▶ **Collection entries**:
---

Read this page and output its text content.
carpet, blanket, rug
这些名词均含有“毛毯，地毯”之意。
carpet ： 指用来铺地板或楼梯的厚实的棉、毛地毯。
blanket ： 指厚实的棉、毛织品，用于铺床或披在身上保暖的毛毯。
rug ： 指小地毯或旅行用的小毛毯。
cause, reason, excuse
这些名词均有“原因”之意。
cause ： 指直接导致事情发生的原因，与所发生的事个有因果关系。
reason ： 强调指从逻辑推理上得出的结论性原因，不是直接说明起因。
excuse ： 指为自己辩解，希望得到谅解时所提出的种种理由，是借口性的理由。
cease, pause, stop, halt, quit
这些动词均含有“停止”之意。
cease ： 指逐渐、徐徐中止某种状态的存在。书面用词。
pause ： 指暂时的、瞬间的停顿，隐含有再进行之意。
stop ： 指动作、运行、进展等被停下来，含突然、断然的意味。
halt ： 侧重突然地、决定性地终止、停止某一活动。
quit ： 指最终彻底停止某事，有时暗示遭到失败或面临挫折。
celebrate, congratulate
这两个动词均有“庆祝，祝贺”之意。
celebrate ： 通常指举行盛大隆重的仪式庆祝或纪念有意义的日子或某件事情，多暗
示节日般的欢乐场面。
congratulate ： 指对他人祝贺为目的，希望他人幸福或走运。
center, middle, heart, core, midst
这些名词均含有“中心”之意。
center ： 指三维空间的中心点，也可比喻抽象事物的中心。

---

▶ **What is asked**:
Go through the preceding material and copy each line that has the word "congratulate".

▶ **Worked answer**:
celebrate, congratulate
congratulate ： 指对他人祝贺为目的，希望他人幸福或走运。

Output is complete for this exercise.